Isolate every line in the data with the string "alarm" and copy it.

### SOURCE DATA
==================================================
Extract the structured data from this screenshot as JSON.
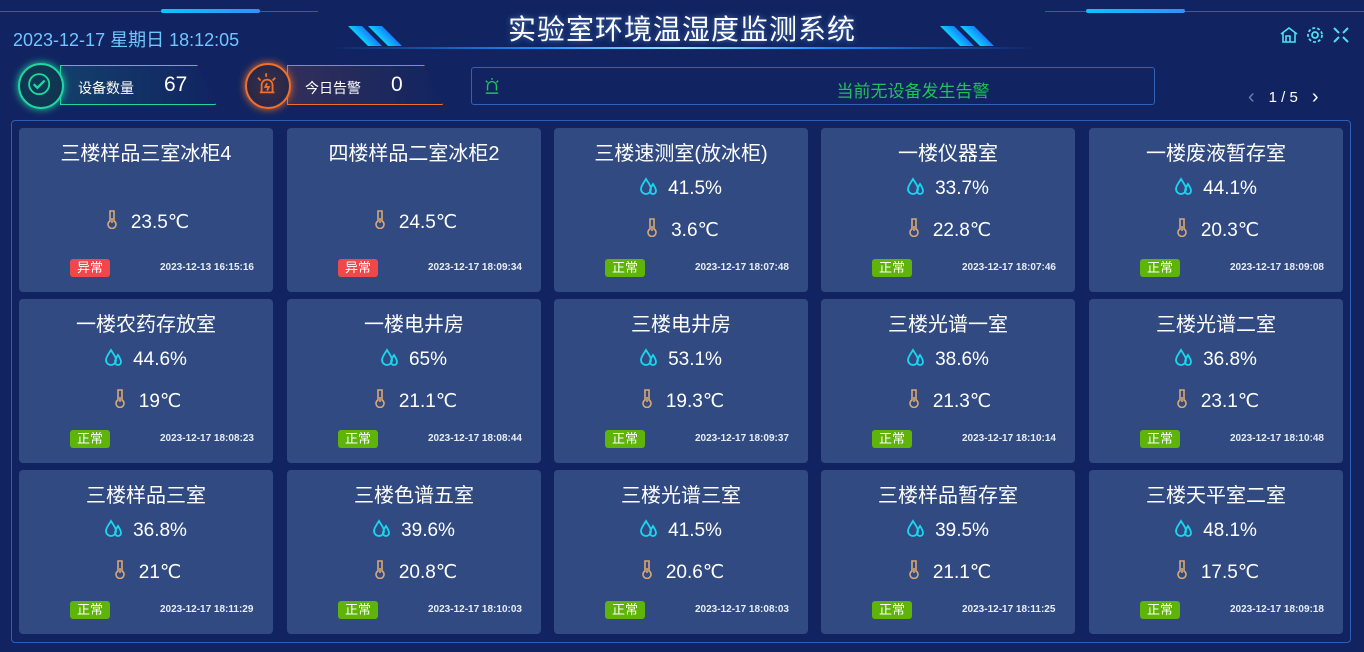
{
  "header": {
    "title": "实验室环境温湿度监测系统",
    "datetime": "2023-12-17 星期日 18:12:05",
    "icons": [
      "home-icon",
      "gear-icon",
      "fullscreen-icon"
    ]
  },
  "stats": [
    {
      "label": "设备数量",
      "value": "67",
      "color": "#1fd8a0",
      "icon": "check-cycle-icon"
    },
    {
      "label": "今日告警",
      "value": "0",
      "color": "#f0702a",
      "icon": "alarm-light-icon"
    }
  ],
  "alarm": {
    "message": "当前无设备发生告警",
    "color": "#1fc15a",
    "icon": "alarm-light-icon"
  },
  "pager": {
    "text": "1 / 5"
  },
  "colors": {
    "normal": "#5fb40a",
    "abnormal": "#f0474a",
    "humidity": "#19d6ee",
    "temperature": "#d8a772",
    "card": "#314b82"
  },
  "devices": [
    {
      "name": "三楼样品三室冰柜4",
      "humidity": null,
      "temperature": "23.5℃",
      "status": "异常",
      "time": "2023-12-13 16:15:16"
    },
    {
      "name": "四楼样品二室冰柜2",
      "humidity": null,
      "temperature": "24.5℃",
      "status": "异常",
      "time": "2023-12-17 18:09:34"
    },
    {
      "name": "三楼速测室(放冰柜)",
      "humidity": "41.5%",
      "temperature": "3.6℃",
      "status": "正常",
      "time": "2023-12-17 18:07:48"
    },
    {
      "name": "一楼仪器室",
      "humidity": "33.7%",
      "temperature": "22.8℃",
      "status": "正常",
      "time": "2023-12-17 18:07:46"
    },
    {
      "name": "一楼废液暂存室",
      "humidity": "44.1%",
      "temperature": "20.3℃",
      "status": "正常",
      "time": "2023-12-17 18:09:08"
    },
    {
      "name": "一楼农药存放室",
      "humidity": "44.6%",
      "temperature": "19℃",
      "status": "正常",
      "time": "2023-12-17 18:08:23"
    },
    {
      "name": "一楼电井房",
      "humidity": "65%",
      "temperature": "21.1℃",
      "status": "正常",
      "time": "2023-12-17 18:08:44"
    },
    {
      "name": "三楼电井房",
      "humidity": "53.1%",
      "temperature": "19.3℃",
      "status": "正常",
      "time": "2023-12-17 18:09:37"
    },
    {
      "name": "三楼光谱一室",
      "humidity": "38.6%",
      "temperature": "21.3℃",
      "status": "正常",
      "time": "2023-12-17 18:10:14"
    },
    {
      "name": "三楼光谱二室",
      "humidity": "36.8%",
      "temperature": "23.1℃",
      "status": "正常",
      "time": "2023-12-17 18:10:48"
    },
    {
      "name": "三楼样品三室",
      "humidity": "36.8%",
      "temperature": "21℃",
      "status": "正常",
      "time": "2023-12-17 18:11:29"
    },
    {
      "name": "三楼色谱五室",
      "humidity": "39.6%",
      "temperature": "20.8℃",
      "status": "正常",
      "time": "2023-12-17 18:10:03"
    },
    {
      "name": "三楼光谱三室",
      "humidity": "41.5%",
      "temperature": "20.6℃",
      "status": "正常",
      "time": "2023-12-17 18:08:03"
    },
    {
      "name": "三楼样品暂存室",
      "humidity": "39.5%",
      "temperature": "21.1℃",
      "status": "正常",
      "time": "2023-12-17 18:11:25"
    },
    {
      "name": "三楼天平室二室",
      "humidity": "48.1%",
      "temperature": "17.5℃",
      "status": "正常",
      "time": "2023-12-17 18:09:18"
    }
  ]
}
==================================================
### THE OUTPUT
      "icon": "alarm-light-icon"
  "alarm": {
    "icon": "alarm-light-icon"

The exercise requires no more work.